Task objective
Go through the listing below and gather every line with the word "Falhatás".

===== Recorded data

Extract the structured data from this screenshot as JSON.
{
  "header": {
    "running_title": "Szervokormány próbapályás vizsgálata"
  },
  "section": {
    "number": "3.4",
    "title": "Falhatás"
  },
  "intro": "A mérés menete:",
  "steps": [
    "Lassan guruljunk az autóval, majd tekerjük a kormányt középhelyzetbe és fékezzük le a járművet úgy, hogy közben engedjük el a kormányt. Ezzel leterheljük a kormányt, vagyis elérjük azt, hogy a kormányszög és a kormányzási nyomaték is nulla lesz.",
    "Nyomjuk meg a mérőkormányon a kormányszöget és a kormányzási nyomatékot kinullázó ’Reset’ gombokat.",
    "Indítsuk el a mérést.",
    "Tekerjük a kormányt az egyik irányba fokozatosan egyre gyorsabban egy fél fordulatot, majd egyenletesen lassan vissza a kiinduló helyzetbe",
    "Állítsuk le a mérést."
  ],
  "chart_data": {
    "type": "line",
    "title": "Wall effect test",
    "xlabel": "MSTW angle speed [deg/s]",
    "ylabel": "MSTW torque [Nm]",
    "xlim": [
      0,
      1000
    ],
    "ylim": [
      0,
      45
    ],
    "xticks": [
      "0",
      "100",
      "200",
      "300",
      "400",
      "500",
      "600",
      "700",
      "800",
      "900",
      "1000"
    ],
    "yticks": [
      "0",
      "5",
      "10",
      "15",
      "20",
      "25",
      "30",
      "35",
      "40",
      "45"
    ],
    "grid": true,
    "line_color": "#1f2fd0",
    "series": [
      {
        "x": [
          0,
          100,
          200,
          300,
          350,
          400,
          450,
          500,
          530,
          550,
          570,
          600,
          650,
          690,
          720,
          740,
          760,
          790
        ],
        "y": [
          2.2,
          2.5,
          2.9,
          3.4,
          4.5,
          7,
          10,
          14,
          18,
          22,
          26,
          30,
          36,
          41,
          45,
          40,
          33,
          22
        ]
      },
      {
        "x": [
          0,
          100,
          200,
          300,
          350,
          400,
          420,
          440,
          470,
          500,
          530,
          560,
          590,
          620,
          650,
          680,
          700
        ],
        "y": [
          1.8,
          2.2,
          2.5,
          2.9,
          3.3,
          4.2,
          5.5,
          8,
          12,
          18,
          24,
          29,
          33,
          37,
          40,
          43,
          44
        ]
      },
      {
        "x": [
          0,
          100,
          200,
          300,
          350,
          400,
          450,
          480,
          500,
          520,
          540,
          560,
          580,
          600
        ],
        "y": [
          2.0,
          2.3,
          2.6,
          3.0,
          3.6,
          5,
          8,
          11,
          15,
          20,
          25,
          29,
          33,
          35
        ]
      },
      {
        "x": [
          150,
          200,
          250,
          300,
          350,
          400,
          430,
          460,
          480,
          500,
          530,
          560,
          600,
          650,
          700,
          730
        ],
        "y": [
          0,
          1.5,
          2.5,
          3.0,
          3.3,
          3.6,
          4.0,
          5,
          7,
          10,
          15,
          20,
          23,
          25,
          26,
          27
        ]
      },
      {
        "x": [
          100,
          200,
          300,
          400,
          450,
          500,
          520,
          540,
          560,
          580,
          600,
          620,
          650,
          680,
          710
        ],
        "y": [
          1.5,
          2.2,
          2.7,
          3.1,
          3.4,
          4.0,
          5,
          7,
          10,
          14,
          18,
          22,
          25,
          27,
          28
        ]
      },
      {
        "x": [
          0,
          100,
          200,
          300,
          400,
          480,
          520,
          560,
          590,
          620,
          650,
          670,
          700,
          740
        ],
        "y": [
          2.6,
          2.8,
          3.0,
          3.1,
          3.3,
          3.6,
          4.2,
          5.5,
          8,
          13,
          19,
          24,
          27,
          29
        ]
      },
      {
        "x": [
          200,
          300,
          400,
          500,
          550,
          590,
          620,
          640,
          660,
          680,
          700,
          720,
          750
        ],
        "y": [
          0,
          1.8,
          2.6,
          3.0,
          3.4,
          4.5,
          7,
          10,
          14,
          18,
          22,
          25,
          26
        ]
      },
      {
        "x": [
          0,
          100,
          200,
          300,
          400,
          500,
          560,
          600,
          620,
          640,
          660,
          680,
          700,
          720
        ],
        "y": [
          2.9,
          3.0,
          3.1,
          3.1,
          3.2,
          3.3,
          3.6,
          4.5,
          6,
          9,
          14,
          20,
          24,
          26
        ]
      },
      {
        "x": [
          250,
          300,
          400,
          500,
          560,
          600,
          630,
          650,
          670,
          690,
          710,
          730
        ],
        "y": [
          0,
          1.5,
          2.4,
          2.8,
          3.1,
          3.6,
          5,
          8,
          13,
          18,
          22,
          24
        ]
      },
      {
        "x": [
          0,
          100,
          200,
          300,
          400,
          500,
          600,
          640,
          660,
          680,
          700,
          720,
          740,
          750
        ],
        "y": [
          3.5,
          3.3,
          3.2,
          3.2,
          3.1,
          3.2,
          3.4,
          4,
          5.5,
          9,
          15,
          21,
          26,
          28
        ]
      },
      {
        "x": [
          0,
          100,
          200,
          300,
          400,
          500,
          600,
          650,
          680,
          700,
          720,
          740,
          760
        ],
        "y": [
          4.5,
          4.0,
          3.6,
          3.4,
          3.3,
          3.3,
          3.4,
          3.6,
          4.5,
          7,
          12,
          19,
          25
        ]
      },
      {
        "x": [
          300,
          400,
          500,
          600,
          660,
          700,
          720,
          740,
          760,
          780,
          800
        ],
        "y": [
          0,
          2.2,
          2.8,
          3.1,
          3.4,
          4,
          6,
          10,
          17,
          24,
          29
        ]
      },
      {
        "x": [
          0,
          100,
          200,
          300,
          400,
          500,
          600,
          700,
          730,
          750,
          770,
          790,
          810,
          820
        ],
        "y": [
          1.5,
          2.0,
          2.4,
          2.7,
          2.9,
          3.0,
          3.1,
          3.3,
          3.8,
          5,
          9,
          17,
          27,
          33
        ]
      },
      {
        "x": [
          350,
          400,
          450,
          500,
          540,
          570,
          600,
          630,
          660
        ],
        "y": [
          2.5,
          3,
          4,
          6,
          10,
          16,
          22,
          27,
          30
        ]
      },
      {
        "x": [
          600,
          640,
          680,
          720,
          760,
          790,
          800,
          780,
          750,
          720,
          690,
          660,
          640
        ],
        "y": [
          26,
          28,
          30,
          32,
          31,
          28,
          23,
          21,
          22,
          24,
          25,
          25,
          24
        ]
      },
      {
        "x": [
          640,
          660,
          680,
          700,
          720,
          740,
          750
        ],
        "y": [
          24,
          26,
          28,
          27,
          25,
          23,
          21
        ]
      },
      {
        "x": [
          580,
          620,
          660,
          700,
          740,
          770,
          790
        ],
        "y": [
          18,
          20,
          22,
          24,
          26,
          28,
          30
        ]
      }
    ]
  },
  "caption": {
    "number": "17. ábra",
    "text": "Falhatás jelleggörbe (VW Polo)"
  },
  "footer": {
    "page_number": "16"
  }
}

==========

Final result
    "title": "Falhatás"
    "text": "Falhatás jelleggörbe (VW Polo)"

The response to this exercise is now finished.